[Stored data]
========
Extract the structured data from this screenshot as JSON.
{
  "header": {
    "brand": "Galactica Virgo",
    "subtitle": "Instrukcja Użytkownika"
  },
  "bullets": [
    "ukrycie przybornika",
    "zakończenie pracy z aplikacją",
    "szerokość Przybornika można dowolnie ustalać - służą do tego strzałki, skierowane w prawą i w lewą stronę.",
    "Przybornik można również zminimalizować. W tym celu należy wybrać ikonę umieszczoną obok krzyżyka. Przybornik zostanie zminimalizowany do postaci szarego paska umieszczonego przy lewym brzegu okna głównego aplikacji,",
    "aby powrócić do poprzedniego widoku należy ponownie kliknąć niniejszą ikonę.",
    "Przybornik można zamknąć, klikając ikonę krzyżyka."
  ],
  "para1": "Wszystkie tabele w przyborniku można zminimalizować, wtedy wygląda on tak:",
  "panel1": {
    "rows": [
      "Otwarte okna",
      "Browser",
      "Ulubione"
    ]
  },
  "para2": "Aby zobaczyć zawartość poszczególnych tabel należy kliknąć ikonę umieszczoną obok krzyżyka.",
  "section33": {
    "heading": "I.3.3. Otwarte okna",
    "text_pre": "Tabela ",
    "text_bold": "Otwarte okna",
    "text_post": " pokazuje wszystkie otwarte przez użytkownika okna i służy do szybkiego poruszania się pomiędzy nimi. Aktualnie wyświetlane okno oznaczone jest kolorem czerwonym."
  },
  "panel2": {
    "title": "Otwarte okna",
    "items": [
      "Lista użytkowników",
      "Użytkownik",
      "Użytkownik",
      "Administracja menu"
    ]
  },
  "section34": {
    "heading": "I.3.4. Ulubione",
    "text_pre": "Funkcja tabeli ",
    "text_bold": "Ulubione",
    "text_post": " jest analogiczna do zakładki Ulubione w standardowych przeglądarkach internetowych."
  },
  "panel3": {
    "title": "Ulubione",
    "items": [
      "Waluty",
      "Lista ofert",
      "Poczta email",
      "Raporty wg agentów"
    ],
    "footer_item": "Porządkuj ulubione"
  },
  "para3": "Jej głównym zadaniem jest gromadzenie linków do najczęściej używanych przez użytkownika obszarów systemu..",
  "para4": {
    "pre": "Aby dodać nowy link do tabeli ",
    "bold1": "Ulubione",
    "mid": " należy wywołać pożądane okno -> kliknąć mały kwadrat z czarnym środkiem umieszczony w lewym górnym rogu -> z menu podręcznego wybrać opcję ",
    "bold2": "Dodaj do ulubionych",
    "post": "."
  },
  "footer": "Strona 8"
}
========
> Goal: Where a line in the material above holds "tabeli", copy that line.

> The result:
    "text_pre": "Funkcja tabeli ",
    "pre": "Aby dodać nowy link do tabeli ",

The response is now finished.